• REQUIREMENT:
Extract each line from the entries below that has the string "minutes" in it.

• DATASET CONTENT:

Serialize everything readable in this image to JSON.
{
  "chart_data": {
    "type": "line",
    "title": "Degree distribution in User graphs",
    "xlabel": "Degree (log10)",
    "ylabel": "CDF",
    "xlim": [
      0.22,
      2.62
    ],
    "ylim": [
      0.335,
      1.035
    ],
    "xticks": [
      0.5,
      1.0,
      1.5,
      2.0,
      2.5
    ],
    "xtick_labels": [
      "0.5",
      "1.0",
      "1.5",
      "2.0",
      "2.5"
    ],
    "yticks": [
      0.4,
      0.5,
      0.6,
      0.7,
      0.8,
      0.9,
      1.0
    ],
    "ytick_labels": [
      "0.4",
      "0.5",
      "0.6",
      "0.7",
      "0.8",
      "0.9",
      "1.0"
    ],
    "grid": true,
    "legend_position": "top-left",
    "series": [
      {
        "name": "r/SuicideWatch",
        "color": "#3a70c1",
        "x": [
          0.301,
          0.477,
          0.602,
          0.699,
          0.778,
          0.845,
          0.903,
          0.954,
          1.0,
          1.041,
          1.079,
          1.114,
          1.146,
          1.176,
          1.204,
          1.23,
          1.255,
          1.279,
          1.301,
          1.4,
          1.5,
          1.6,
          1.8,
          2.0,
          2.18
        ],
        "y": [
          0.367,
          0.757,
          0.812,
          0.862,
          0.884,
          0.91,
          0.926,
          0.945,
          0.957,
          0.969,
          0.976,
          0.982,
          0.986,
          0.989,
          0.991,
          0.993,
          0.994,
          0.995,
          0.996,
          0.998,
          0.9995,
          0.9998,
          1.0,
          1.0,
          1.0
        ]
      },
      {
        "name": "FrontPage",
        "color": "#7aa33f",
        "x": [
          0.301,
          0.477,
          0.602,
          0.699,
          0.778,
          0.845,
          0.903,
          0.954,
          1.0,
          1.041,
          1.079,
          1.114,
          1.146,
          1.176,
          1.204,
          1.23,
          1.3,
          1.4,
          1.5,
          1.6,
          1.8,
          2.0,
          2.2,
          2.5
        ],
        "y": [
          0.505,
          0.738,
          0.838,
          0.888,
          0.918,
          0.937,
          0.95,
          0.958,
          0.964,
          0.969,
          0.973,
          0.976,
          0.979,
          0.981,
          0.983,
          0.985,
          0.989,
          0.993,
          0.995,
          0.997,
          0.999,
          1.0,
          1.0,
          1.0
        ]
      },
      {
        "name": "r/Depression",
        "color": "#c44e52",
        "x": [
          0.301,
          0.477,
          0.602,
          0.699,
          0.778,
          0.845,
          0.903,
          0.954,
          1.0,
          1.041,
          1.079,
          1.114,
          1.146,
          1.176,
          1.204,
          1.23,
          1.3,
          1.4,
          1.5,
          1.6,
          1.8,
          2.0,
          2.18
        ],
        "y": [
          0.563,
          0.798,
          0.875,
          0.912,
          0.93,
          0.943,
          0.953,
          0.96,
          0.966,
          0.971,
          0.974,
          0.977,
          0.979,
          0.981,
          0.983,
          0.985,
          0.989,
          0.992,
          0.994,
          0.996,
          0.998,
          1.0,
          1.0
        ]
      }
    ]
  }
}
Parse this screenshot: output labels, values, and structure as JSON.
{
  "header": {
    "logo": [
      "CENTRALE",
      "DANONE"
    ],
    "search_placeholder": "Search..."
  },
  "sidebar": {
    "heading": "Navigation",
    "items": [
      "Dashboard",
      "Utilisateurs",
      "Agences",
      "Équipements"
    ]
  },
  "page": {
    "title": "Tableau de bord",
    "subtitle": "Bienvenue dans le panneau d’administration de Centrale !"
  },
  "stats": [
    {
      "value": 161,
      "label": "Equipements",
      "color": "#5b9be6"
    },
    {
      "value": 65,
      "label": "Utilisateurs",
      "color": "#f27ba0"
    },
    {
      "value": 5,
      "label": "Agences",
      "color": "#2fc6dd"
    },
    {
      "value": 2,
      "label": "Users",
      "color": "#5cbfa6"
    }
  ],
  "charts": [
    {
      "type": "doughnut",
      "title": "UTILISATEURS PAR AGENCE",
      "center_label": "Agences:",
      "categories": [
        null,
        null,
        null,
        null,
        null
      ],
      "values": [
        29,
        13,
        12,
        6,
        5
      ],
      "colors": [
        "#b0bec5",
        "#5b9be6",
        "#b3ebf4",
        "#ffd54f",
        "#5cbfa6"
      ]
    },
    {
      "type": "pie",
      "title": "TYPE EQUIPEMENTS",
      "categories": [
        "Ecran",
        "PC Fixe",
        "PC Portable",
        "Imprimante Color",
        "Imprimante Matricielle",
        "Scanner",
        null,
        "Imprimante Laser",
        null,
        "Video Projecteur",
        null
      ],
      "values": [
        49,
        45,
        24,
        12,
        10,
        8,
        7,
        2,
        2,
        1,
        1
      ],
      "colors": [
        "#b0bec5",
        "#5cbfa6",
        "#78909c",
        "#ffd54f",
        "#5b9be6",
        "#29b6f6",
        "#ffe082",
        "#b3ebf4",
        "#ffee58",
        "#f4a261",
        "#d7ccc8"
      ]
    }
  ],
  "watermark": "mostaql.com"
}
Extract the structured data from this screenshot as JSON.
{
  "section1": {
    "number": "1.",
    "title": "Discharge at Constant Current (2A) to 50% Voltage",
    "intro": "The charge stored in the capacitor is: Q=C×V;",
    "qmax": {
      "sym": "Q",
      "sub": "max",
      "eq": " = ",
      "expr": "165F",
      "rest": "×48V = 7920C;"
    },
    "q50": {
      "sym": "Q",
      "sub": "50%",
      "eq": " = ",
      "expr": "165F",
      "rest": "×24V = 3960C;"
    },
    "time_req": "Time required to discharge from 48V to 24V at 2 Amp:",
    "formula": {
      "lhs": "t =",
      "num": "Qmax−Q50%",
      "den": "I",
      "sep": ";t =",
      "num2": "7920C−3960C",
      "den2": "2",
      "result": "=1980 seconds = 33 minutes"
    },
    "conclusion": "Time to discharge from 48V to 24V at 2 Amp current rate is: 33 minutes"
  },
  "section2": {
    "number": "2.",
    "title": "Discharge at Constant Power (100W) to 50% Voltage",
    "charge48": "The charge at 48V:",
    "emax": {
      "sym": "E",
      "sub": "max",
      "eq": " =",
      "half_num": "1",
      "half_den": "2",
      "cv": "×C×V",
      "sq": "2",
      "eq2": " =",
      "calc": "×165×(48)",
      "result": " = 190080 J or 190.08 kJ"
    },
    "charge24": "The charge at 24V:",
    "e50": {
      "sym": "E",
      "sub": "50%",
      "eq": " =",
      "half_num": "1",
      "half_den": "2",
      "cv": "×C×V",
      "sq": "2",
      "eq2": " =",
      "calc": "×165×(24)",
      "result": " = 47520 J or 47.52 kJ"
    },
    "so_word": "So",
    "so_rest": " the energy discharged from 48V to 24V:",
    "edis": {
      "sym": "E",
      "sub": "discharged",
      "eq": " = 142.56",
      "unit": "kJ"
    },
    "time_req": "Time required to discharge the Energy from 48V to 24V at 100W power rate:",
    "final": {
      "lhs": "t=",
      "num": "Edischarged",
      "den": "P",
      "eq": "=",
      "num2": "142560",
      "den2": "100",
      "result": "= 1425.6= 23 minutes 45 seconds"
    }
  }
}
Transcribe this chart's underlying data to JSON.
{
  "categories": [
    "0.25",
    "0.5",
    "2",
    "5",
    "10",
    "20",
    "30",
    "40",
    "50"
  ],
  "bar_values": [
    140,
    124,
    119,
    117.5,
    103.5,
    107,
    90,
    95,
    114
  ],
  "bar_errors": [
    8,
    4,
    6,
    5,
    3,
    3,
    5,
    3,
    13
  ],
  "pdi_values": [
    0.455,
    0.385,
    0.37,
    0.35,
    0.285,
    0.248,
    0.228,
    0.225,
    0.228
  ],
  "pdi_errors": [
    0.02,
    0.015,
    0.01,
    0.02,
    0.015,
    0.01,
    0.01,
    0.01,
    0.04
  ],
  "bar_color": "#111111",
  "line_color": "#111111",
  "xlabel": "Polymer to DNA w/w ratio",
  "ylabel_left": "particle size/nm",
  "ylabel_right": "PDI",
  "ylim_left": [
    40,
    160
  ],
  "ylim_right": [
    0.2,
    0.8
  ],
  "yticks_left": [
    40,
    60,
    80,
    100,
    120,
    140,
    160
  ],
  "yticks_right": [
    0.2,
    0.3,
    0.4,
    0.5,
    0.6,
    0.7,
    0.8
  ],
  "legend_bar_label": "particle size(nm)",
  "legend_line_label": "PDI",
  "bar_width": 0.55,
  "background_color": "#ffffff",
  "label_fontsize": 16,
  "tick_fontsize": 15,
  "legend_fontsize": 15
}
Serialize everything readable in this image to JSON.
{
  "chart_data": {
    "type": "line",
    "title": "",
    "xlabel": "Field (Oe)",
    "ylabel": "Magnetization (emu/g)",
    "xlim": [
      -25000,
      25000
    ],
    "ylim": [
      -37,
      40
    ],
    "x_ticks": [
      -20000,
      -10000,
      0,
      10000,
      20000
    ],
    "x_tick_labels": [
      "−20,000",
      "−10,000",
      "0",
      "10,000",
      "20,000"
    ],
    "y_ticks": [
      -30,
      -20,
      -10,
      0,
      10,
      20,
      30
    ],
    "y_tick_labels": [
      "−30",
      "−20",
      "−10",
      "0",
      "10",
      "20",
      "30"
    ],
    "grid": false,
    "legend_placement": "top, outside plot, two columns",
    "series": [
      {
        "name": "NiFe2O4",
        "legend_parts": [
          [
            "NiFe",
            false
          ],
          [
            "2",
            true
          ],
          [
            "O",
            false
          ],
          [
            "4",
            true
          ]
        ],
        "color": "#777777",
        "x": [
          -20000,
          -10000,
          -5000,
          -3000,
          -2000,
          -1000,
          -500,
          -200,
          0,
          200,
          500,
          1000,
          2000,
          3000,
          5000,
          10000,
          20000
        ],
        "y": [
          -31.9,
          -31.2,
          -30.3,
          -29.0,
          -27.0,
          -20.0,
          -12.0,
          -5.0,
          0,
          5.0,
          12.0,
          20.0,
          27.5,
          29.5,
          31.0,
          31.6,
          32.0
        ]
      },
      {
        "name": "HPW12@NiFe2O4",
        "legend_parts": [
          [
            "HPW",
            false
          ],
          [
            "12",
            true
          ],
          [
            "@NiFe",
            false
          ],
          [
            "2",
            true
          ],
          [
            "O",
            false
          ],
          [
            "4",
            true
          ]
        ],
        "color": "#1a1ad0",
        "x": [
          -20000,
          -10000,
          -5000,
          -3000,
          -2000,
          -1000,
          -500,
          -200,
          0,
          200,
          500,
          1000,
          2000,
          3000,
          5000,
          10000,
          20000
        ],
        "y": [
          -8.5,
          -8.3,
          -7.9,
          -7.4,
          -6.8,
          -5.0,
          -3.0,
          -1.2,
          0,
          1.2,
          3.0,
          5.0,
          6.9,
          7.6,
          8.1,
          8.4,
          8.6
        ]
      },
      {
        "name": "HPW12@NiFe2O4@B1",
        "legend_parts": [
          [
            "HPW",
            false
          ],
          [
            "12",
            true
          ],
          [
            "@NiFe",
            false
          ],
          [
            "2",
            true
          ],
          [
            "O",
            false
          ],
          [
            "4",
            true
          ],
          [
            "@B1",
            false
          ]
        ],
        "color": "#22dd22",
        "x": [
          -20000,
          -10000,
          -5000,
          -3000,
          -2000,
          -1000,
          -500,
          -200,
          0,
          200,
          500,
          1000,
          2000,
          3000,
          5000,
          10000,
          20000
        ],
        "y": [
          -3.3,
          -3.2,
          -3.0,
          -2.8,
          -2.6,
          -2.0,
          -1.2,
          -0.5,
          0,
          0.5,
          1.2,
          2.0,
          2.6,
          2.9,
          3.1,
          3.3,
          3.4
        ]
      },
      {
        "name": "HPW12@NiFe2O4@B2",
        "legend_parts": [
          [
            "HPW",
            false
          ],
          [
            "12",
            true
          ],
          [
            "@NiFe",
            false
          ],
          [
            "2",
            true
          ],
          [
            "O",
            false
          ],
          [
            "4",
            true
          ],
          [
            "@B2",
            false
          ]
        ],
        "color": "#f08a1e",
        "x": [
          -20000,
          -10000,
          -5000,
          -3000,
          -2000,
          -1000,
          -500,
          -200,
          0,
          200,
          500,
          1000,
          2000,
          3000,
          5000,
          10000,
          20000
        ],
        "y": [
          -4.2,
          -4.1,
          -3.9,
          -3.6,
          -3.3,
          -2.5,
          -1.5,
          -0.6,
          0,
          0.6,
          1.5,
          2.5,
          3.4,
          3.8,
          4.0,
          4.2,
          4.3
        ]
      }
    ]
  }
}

• ANSWER IN FULL:
      "result": "=1980 seconds = 33 minutes"
    "conclusion": "Time to discharge from 48V to 24V at 2 Amp current rate is: 33 minutes"
      "result": "= 1425.6= 23 minutes 45 seconds"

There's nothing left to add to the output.